LIST OF TASKS:
A) In the forum thread, list every username that appears in a post heading together with a date.
B) Reproduce the forum thread from "Dream of the" to "Make it so.".

SELECTED EXTRACT:
----------------

Observe what users post this week and choose members that are not FANBOYS of certain characters.

Im sure most of members here hate fanboys and choosing them as advisors would biase the section.

Thats my opinion


----------



## nick1689 (Mar 26, 2013)

ying next time you come to china im going to take your virginity, forcefully


----------



## raizen28 (Mar 26, 2013)

im scared. plz dont hurt me


----------



## Distracted (Mar 26, 2013)

Oh we're doing this now?  Lack of foresight considering the date, but whatevs.


----------



## Elite Uchiha (Mar 26, 2013)

This was a real good troll....for the first thirty seconds


----------



## Han Solo (Mar 26, 2013)

Dream of the Endless said:


> So, on the topic of advisors, what do you guys think about SuperSaiyaman12 and Nikushimi?  They seem to both be pretty active.



Make it so.


----------



## Badalight (Mar 26, 2013)

Distracted said:


> Oh we're doing this now?  Lack of foresight considering the date, but whatevs.

----------------

LISTED ENTRIES:
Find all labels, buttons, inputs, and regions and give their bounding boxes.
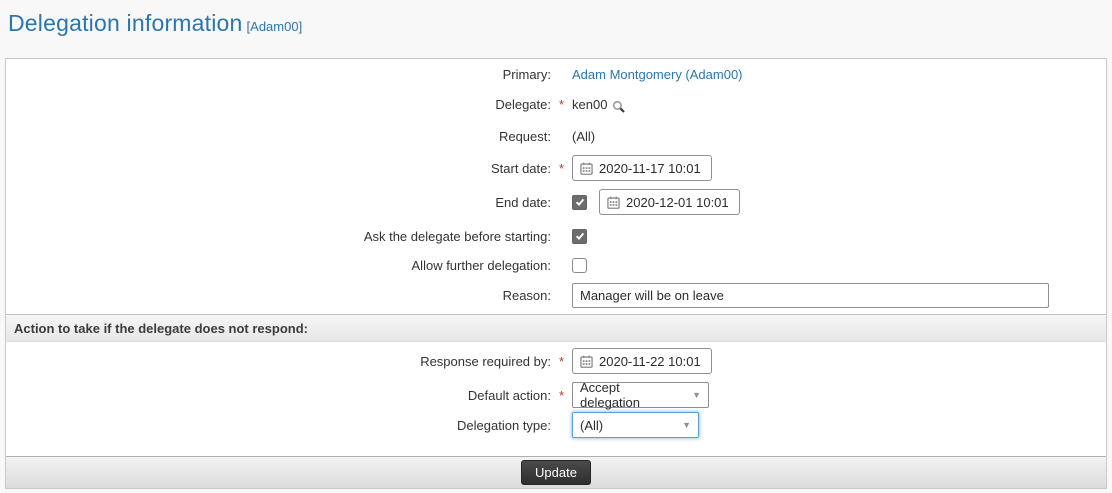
row-start-date: Start date: * 2020-11-17 10:01 bbox=[6, 153, 1106, 183]
calendar-icon bbox=[580, 355, 593, 368]
row-allow-further-delegation: Allow further delegation: bbox=[6, 251, 1106, 279]
chevron-down-icon: ▼ bbox=[682, 420, 691, 430]
primary-label: Primary: bbox=[502, 67, 551, 82]
row-ask-before-starting: Ask the delegate before starting: bbox=[6, 221, 1106, 251]
default-action-select[interactable]: Accept delegation ▼ bbox=[572, 380, 709, 410]
row-response-required-by: Response required by: * 2020-11-22 10:01 bbox=[6, 342, 1106, 380]
start-date-required-asterisk: * bbox=[558, 160, 565, 176]
reason-input[interactable] bbox=[572, 282, 1049, 308]
default-action-value: Accept delegation bbox=[580, 380, 640, 410]
end-date-checkbox[interactable] bbox=[572, 194, 587, 210]
delegation-type-label: Delegation type: bbox=[457, 417, 551, 433]
row-primary: Primary: Adam Montgomery (Adam00) bbox=[6, 59, 1106, 90]
allow-further-checkbox[interactable] bbox=[572, 257, 587, 273]
calendar-icon bbox=[607, 196, 620, 209]
default-action-asterisk: * bbox=[558, 387, 565, 403]
delegation-type-select[interactable]: (All) ▼ bbox=[572, 412, 699, 438]
response-required-label: Response required by: bbox=[420, 353, 551, 369]
delegation-form-panel: Primary: Adam Montgomery (Adam00) Delega… bbox=[5, 58, 1107, 489]
ask-before-label: Ask the delegate before starting: bbox=[363, 228, 551, 244]
delegate-required-asterisk: * bbox=[558, 97, 565, 112]
response-required-input[interactable]: 2020-11-22 10:01 bbox=[572, 348, 712, 374]
footer-action-bar: Update bbox=[6, 456, 1106, 488]
delegation-type-value: (All) bbox=[580, 417, 604, 433]
end-date-value: 2020-12-01 10:01 bbox=[626, 194, 729, 210]
response-required-asterisk: * bbox=[558, 353, 565, 369]
row-end-date: End date: 2020-12-01 10:01 bbox=[6, 183, 1106, 221]
page-title-reference: [Adam00] bbox=[246, 19, 303, 34]
end-date-input[interactable]: 2020-12-01 10:01 bbox=[599, 189, 740, 215]
ask-before-checkbox[interactable] bbox=[572, 228, 587, 244]
start-date-label: Start date: bbox=[491, 160, 551, 176]
chevron-down-icon: ▼ bbox=[692, 390, 701, 400]
request-value: (All) bbox=[572, 128, 596, 144]
page-title: Delegation information bbox=[8, 10, 243, 36]
row-reason: Reason: bbox=[6, 279, 1106, 311]
start-date-input[interactable]: 2020-11-17 10:01 bbox=[572, 155, 712, 181]
update-button[interactable]: Update bbox=[521, 460, 591, 485]
search-icon[interactable] bbox=[612, 100, 626, 114]
reason-label: Reason: bbox=[502, 287, 551, 303]
calendar-icon bbox=[580, 162, 593, 175]
end-date-label: End date: bbox=[495, 194, 551, 210]
response-required-value: 2020-11-22 10:01 bbox=[599, 353, 701, 369]
row-request: Request: (All) bbox=[6, 119, 1106, 153]
request-label: Request: bbox=[498, 128, 551, 144]
allow-further-label: Allow further delegation: bbox=[411, 257, 551, 273]
delegate-value: ken00 bbox=[572, 97, 608, 112]
start-date-value: 2020-11-17 10:01 bbox=[599, 160, 701, 176]
row-default-action: Default action: * Accept delegation ▼ bbox=[6, 380, 1106, 410]
default-action-label: Default action: bbox=[467, 387, 551, 403]
section-header-no-response: Action to take if the delegate does not … bbox=[6, 314, 1106, 342]
delegate-label: Delegate: bbox=[495, 97, 551, 112]
page-header: Delegation information [Adam00] bbox=[0, 0, 1112, 58]
primary-user-link[interactable]: Adam Montgomery (Adam00) bbox=[572, 67, 743, 82]
row-delegation-type: Delegation type: (All) ▼ bbox=[6, 410, 1106, 440]
row-delegate: Delegate: * ken00 bbox=[6, 90, 1106, 119]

----------------

SOLUTION SET:
A)
nick1689
raizen28
Distracted
Elite Uchiha
Han Solo
Badalight

B)
Dream of the Endless said:


> So, on the topic of advisors, what do you guys think about SuperSaiyaman12 and Nikushimi?  They seem to both be pretty active.



Make it so.